[START]
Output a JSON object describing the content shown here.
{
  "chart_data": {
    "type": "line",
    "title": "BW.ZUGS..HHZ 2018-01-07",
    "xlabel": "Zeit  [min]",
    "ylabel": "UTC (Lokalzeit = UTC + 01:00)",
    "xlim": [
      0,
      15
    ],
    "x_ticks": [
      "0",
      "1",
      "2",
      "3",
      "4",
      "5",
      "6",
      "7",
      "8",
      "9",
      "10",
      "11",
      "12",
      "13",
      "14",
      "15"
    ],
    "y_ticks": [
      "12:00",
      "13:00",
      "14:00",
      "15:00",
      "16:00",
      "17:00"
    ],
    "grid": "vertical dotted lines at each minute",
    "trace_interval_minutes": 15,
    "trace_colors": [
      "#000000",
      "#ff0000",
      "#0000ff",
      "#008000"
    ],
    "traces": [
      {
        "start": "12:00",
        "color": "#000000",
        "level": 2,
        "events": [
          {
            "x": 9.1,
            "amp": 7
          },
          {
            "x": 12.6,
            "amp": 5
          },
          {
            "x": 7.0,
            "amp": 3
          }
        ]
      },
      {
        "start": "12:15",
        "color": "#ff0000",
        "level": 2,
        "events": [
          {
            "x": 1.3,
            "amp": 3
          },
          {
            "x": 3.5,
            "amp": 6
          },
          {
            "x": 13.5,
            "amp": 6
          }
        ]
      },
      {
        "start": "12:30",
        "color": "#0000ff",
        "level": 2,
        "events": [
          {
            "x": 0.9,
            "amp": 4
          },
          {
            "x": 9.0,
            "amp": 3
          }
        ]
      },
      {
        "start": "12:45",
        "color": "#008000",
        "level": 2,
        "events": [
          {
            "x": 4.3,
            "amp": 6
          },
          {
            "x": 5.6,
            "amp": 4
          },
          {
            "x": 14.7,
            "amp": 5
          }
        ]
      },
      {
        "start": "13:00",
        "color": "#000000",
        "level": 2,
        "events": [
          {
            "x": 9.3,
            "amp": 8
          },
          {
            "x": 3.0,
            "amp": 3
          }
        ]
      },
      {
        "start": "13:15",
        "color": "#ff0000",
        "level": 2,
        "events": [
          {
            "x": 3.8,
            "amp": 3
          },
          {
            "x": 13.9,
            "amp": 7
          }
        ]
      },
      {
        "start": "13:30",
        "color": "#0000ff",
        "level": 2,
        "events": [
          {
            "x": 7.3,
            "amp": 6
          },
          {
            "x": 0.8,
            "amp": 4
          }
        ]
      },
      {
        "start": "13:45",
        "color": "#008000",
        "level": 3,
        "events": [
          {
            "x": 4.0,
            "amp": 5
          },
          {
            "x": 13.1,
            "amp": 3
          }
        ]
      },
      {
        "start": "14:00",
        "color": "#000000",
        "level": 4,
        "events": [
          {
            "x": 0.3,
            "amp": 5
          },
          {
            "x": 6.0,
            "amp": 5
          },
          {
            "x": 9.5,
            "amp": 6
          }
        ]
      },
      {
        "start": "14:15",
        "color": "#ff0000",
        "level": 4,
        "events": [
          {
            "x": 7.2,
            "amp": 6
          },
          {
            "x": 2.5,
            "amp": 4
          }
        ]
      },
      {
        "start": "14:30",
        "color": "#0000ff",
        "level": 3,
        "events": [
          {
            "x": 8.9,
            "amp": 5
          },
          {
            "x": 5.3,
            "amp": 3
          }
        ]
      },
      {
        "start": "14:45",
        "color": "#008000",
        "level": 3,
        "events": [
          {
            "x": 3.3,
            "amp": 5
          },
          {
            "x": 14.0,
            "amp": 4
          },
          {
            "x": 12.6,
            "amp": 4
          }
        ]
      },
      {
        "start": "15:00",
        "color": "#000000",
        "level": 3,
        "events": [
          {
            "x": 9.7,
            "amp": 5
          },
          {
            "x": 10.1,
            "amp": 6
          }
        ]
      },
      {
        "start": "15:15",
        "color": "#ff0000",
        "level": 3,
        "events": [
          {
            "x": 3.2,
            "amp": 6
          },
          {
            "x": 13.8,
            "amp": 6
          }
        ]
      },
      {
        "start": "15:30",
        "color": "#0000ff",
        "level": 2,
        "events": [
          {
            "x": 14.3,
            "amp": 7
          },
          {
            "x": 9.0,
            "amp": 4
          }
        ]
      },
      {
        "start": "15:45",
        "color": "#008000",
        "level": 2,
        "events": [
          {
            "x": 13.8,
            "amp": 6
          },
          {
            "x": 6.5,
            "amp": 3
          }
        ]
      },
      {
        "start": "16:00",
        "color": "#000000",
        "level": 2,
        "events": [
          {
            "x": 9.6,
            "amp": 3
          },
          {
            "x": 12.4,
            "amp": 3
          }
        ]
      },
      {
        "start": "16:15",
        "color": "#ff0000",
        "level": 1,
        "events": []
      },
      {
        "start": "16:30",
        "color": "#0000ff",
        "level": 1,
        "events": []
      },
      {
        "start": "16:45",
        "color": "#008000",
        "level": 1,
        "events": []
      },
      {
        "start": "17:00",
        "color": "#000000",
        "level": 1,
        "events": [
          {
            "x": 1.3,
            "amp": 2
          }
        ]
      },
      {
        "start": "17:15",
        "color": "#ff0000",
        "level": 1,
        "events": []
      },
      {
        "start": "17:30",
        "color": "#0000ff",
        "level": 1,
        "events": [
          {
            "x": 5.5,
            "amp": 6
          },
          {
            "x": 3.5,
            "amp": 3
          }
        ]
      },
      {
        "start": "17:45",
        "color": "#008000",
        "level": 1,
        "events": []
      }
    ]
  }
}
[END]
Repeat each record exactly. Omit nothing.

Output a JSON object describing the content shown here.
{
  "chart_data": {
    "type": "line",
    "title": "BW.ZUGS..HHZ 2018-01-07",
    "xlabel": "Zeit  [min]",
    "ylabel": "UTC (Lokalzeit = UTC + 01:00)",
    "xlim": [
      0,
      15
    ],
    "x_ticks": [
      "0",
      "1",
      "2",
      "3",
      "4",
      "5",
      "6",
      "7",
      "8",
      "9",
      "10",
      "11",
      "12",
      "13",
      "14",
      "15"
    ],
    "y_ticks": [
      "12:00",
      "13:00",
      "14:00",
      "15:00",
      "16:00",
      "17:00"
    ],
    "grid": "vertical dotted lines at each minute",
    "trace_interval_minutes": 15,
    "trace_colors": [
      "#000000",
      "#ff0000",
      "#0000ff",
      "#008000"
    ],
    "traces": [
      {
        "start": "12:00",
        "color": "#000000",
        "level": 2,
        "events": [
          {
            "x": 9.1,
            "amp": 7
          },
          {
            "x": 12.6,
            "amp": 5
          },
          {
            "x": 7.0,
            "amp": 3
          }
        ]
      },
      {
        "start": "12:15",
        "color": "#ff0000",
        "level": 2,
        "events": [
          {
            "x": 1.3,
            "amp": 3
          },
          {
            "x": 3.5,
            "amp": 6
          },
          {
            "x": 13.5,
            "amp": 6
          }
        ]
      },
      {
        "start": "12:30",
        "color": "#0000ff",
        "level": 2,
        "events": [
          {
            "x": 0.9,
            "amp": 4
          },
          {
            "x": 9.0,
            "amp": 3
          }
        ]
      },
      {
        "start": "12:45",
        "color": "#008000",
        "level": 2,
        "events": [
          {
            "x": 4.3,
            "amp": 6
          },
          {
            "x": 5.6,
            "amp": 4
          },
          {
            "x": 14.7,
            "amp": 5
          }
        ]
      },
      {
        "start": "13:00",
        "color": "#000000",
        "level": 2,
        "events": [
          {
            "x": 9.3,
            "amp": 8
          },
          {
            "x": 3.0,
            "amp": 3
          }
        ]
      },
      {
        "start": "13:15",
        "color": "#ff0000",
        "level": 2,
        "events": [
          {
            "x": 3.8,
            "amp": 3
          },
          {
            "x": 13.9,
            "amp": 7
          }
        ]
      },
      {
        "start": "13:30",
        "color": "#0000ff",
        "level": 2,
        "events": [
          {
            "x": 7.3,
            "amp": 6
          },
          {
            "x": 0.8,
            "amp": 4
          }
        ]
      },
      {
        "start": "13:45",
        "color": "#008000",
        "level": 3,
        "events": [
          {
            "x": 4.0,
            "amp": 5
          },
          {
            "x": 13.1,
            "amp": 3
          }
        ]
      },
      {
        "start": "14:00",
        "color": "#000000",
        "level": 4,
        "events": [
          {
            "x": 0.3,
            "amp": 5
          },
          {
            "x": 6.0,
            "amp": 5
          },
          {
            "x": 9.5,
            "amp": 6
          }
        ]
      },
      {
        "start": "14:15",
        "color": "#ff0000",
        "level": 4,
        "events": [
          {
            "x": 7.2,
            "amp": 6
          },
          {
            "x": 2.5,
            "amp": 4
          }
        ]
      },
      {
        "start": "14:30",
        "color": "#0000ff",
        "level": 3,
        "events": [
          {
            "x": 8.9,
            "amp": 5
          },
          {
            "x": 5.3,
            "amp": 3
          }
        ]
      },
      {
        "start": "14:45",
        "color": "#008000",
        "level": 3,
        "events": [
          {
            "x": 3.3,
            "amp": 5
          },
          {
            "x": 14.0,
            "amp": 4
          },
          {
            "x": 12.6,
            "amp": 4
          }
        ]
      },
      {
        "start": "15:00",
        "color": "#000000",
        "level": 3,
        "events": [
          {
            "x": 9.7,
            "amp": 5
          },
          {
            "x": 10.1,
            "amp": 6
          }
        ]
      },
      {
        "start": "15:15",
        "color": "#ff0000",
        "level": 3,
        "events": [
          {
            "x": 3.2,
            "amp": 6
          },
          {
            "x": 13.8,
            "amp": 6
          }
        ]
      },
      {
        "start": "15:30",
        "color": "#0000ff",
        "level": 2,
        "events": [
          {
            "x": 14.3,
            "amp": 7
          },
          {
            "x": 9.0,
            "amp": 4
          }
        ]
      },
      {
        "start": "15:45",
        "color": "#008000",
        "level": 2,
        "events": [
          {
            "x": 13.8,
            "amp": 6
          },
          {
            "x": 6.5,
            "amp": 3
          }
        ]
      },
      {
        "start": "16:00",
        "color": "#000000",
        "level": 2,
        "events": [
          {
            "x": 9.6,
            "amp": 3
          },
          {
            "x": 12.4,
            "amp": 3
          }
        ]
      },
      {
        "start": "16:15",
        "color": "#ff0000",
        "level": 1,
        "events": []
      },
      {
        "start": "16:30",
        "color": "#0000ff",
        "level": 1,
        "events": []
      },
      {
        "start": "16:45",
        "color": "#008000",
        "level": 1,
        "events": []
      },
      {
        "start": "17:00",
        "color": "#000000",
        "level": 1,
        "events": [
          {
            "x": 1.3,
            "amp": 2
          }
        ]
      },
      {
        "start": "17:15",
        "color": "#ff0000",
        "level": 1,
        "events": []
      },
      {
        "start": "17:30",
        "color": "#0000ff",
        "level": 1,
        "events": [
          {
            "x": 5.5,
            "amp": 6
          },
          {
            "x": 3.5,
            "amp": 3
          }
        ]
      },
      {
        "start": "17:45",
        "color": "#008000",
        "level": 1,
        "events": []
      }
    ]
  }
}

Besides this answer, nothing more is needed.